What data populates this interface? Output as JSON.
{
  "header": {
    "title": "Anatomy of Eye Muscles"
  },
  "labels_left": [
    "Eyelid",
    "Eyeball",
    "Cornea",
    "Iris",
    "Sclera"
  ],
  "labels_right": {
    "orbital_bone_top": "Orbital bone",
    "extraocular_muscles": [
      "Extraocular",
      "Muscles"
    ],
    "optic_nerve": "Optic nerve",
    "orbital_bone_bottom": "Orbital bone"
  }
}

——

* _WHAT THE TASK ASKS_:
From the entries above, copy each line holding "bone".

* _REPLY TO THE TASK_:
    "orbital_bone_top": "Orbital bone",
    "orbital_bone_bottom": "Orbital bone"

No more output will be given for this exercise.